===== Given passage
Giants (like the original Skylanders) is played using collectible action-figures and a figurine reader called the Portal of Power. Placing a figure on the portal launches that character in-game while storing the abilities, gold, and experience points earned by that character during gameplay. Your stats and equipped items carry over from the previous game and the level cap has been increased from 10 to 15, so you won’t have to worry about starting from scratch if you already have a high level character. The new Giants figures are about double the size of a standard Skylander figure and feature special light-up parts, like glowing eyes and illuminating weapons when on the portal.
The portal system works extremely well, and it adds to the overall experience. The portal lights change color according to the Skylander’s element type, and the giants themselves look amazing when they’re all lit up. You can change your Skylander in the game at any time just by switching the figure on the portal. This pauses the game and plays a charming, short cinematic of the incoming Skylander, then kicks you straight back into the action.
==========
• **Requirement 1**
List every line of the entries that contains the string "dagger", matching case exactly.
• **Requirement 2**
Continue the Skylanders Giants passage from where it stops.
The text about Skylanders Giants and the entries after it are unrelated.
===== Entries
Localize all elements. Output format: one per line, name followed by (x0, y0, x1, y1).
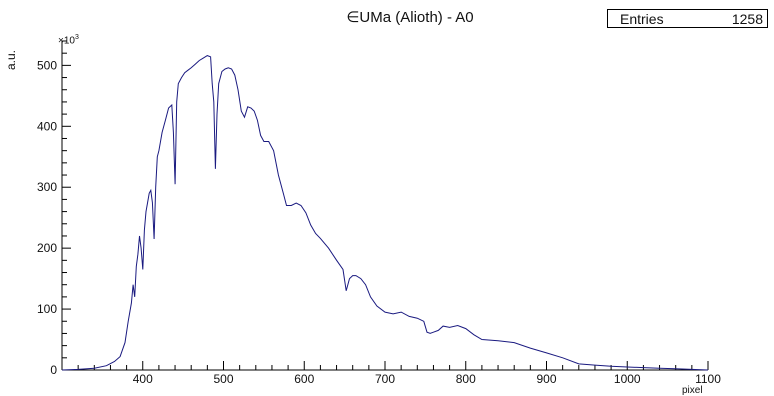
y-axis-label: a.u. (4, 49, 18, 70)
x-tick-label: 1000 (614, 372, 641, 386)
x-tick-label: 600 (294, 372, 314, 386)
stats-entries-value: 1258 (731, 11, 763, 27)
ticks: 400 500 600 700 800 900 1000 1100 0 100 200 300 400 5… (37, 40, 721, 386)
stats-entries-label: Entries (620, 11, 664, 27)
y-tick-label: 500 (37, 58, 57, 72)
stats-box: Entries 1258 (607, 9, 768, 28)
x-tick-label: 1100 (695, 372, 721, 386)
x-tick-label: 500 (213, 372, 233, 386)
axes (61, 41, 708, 371)
y-tick-label: 200 (37, 241, 57, 255)
x-tick-label: 900 (536, 372, 556, 386)
x-tick-label: 700 (375, 372, 395, 386)
y-tick-label: 0 (50, 363, 57, 377)
y-multiplier-exponent: 3 (74, 34, 79, 41)
y-tick-label: 100 (37, 302, 57, 316)
y-axis-multiplier: ×103 (58, 34, 79, 46)
x-axis-label: pixel (682, 385, 703, 396)
y-multiplier-base: ×10 (58, 35, 75, 47)
series-line (61, 55, 709, 371)
x-tick-label: 800 (456, 372, 476, 386)
x-tick-label: 400 (133, 372, 153, 386)
chart-title: ∈UMa (Alioth) - A0 (346, 9, 474, 26)
y-tick-label: 400 (37, 119, 57, 133)
y-tick-label: 300 (37, 180, 57, 194)
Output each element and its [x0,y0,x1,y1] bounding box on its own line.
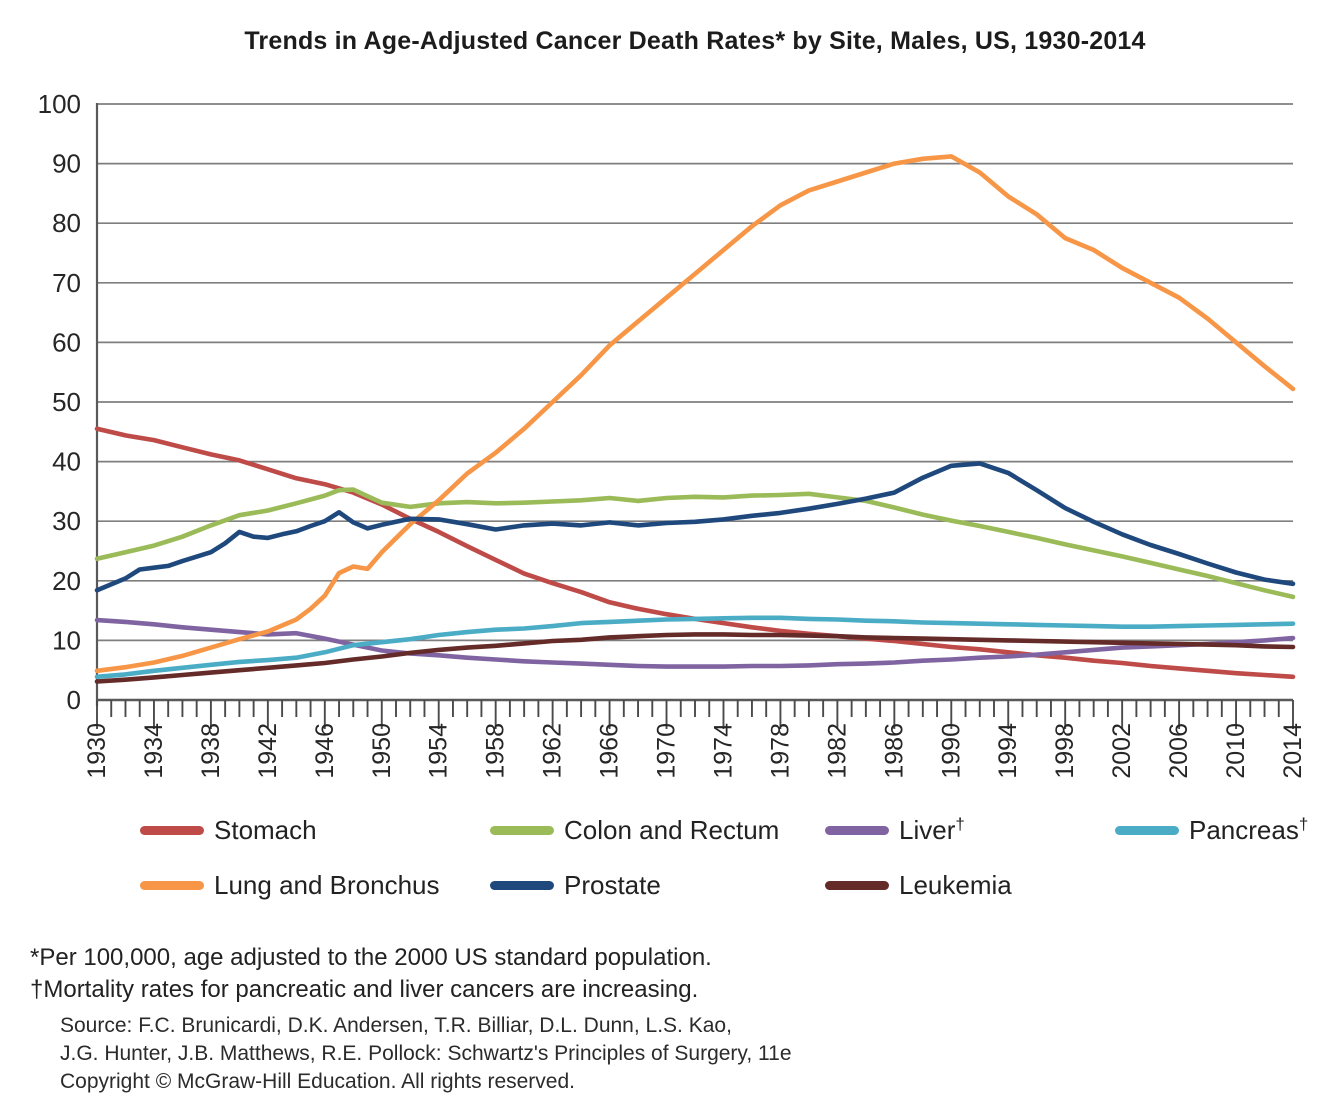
x-tick-label: 1990 [937,723,965,779]
x-tick-label: 2010 [1222,723,1250,779]
source-line-2: J.G. Hunter, J.B. Matthews, R.E. Pollock… [60,1042,792,1065]
y-tick-label: 50 [52,387,81,417]
x-tick-label: 1978 [766,723,794,779]
source-line-1: Source: F.C. Brunicardi, D.K. Andersen, … [60,1014,732,1037]
footnote-age-adjustment: *Per 100,000, age adjusted to the 2000 U… [30,944,712,971]
x-tick-label: 1954 [425,723,453,779]
legend-item-prostate: Prostate [490,871,661,899]
legend-swatch-lung-and-bronchus [140,880,204,890]
dagger-superscript: † [1298,814,1309,834]
legend-swatch-leukemia [825,880,889,890]
x-tick-label: 1986 [880,723,908,779]
legend-swatch-liver [825,825,889,835]
legend-label-text: Colon and Rectum [564,815,780,845]
legend-label-text: Pancreas [1189,815,1299,845]
legend-label-text: Liver [899,815,956,845]
footnote-dagger: †Mortality rates for pancreatic and live… [30,976,699,1003]
x-tick-label: 1958 [482,723,510,779]
x-tick-label: 2002 [1108,723,1136,779]
x-tick-label: 1942 [254,723,282,779]
series-line-pancreas [94,615,1296,680]
x-tick-label: 1930 [83,723,111,779]
y-tick-label: 60 [52,327,81,357]
y-tick-label: 90 [52,149,81,179]
y-tick-label: 30 [52,506,81,536]
y-tick-label: 70 [52,268,81,298]
series-line-leukemia [94,632,1296,684]
series-line-lung-and-bronchus [94,154,1296,674]
y-tick-label: 40 [52,447,81,477]
legend-swatch-prostate [490,880,554,890]
x-tick-label: 1962 [539,723,567,779]
legend-label-text: Stomach [214,815,317,845]
x-tick-label: 1998 [1051,723,1079,779]
series-line-colon-and-rectum [94,487,1296,600]
x-tick-label: 1934 [140,723,168,779]
y-tick-label: 10 [52,625,81,655]
legend-label-pancreas: Pancreas† [1189,814,1309,845]
y-tick-label: 0 [67,685,81,715]
legend-label-liver: Liver† [899,814,965,845]
legend-label-text: Leukemia [899,870,1012,900]
x-tick-label: 1966 [596,723,624,779]
chart-title: Trends in Age-Adjusted Cancer Death Rate… [244,27,1146,55]
line-chart: 0 10 20 30 40 50 60 70 80 90 100 1930 1934 1938 1942 19… [38,89,1307,779]
legend-item-colon-and-rectum: Colon and Rectum [490,816,779,844]
legend-item-pancreas: Pancreas† [1115,814,1309,845]
legend-label-colon-and-rectum: Colon and Rectum [564,816,779,844]
dagger-superscript: † [955,814,965,834]
legend-item-liver: Liver† [825,814,965,845]
x-tick-label: 1974 [709,723,737,779]
x-tick-label: 1994 [994,723,1022,779]
series-line-prostate [94,461,1296,593]
x-tick-label: 1982 [823,723,851,779]
legend-label-leukemia: Leukemia [899,871,1012,899]
legend-swatch-stomach [140,825,204,835]
legend-label-text: Prostate [564,870,661,900]
legend-label-text: Lung and Bronchus [214,870,440,900]
legend-item-lung-and-bronchus: Lung and Bronchus [140,871,440,899]
y-tick-label: 100 [38,89,81,119]
legend-label-lung-and-bronchus: Lung and Bronchus [214,871,440,899]
legend-swatch-pancreas [1115,825,1179,835]
series-line-liver [94,617,1296,669]
legend-item-stomach: Stomach [140,816,317,844]
x-tick-label: 2006 [1165,723,1193,779]
legend-swatch-colon-and-rectum [490,825,554,835]
source-line-3: Copyright © McGraw-Hill Education. All r… [60,1070,575,1093]
legend-label-prostate: Prostate [564,871,661,899]
legend-label-stomach: Stomach [214,816,317,844]
x-tick-label: 1970 [653,723,681,779]
y-tick-label: 80 [52,208,81,238]
x-tick-label: 1950 [368,723,396,779]
x-tick-label: 2014 [1279,723,1307,779]
x-tick-label: 1938 [197,723,225,779]
x-tick-label: 1946 [311,723,339,779]
legend-item-leukemia: Leukemia [825,871,1012,899]
y-tick-label: 20 [52,566,81,596]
==========
• **Response 1**
dagger-superscript: † [1298,814,1309,834]
footnote-dagger: †Mortality rates for pancreatic and live… [30,976,699,1003]
dagger-superscript: † [955,814,965,834]

• **Response 2**
You’ll explore a variety of locations made up of themed levels that have various enemies to fight, secrets to find, and simple puzzles to solve. The first Skylanders title was geared toward the younger crowd, and Giants is no different. The majority of the puzzles involve pushing blocks in the proper sequence or finding a switch or key to open a door--nothing too challenging. The beat 'em up combat is fairly simple as well, requiring players to mash attack buttons and strategically use secondary powers to overcome enemies.
The Giants don’t particularly add much to the gameplay, though. They enable you to open paths blocked by boulders, break through otherwise indestructible barriers, and interact with heavy objects--but other than that, the Giants are just like the other Skylanders, except they take up more screen space.
Giants stays entertaining thanks to collectibles and character progression. Each level has alternate pathways and hidden treasures to discover behind elemental barriers that only specific Skylander types can open, giving you access to bonus hats and collectable character Soul Gems. Gathering all of the collectibles in each level quickly becomes an obsession, and amassing a set of figures with one of each Skylander type (fire, water, life, magic, tech, air, undead, and earth) can take a toll on your wallet. Hidden costs aside, hats equipping your Skylander grants them stat boosts, and Soul Gems unlock ultimate attacks for specific characters after you reach the Skylander’s higher experience levels.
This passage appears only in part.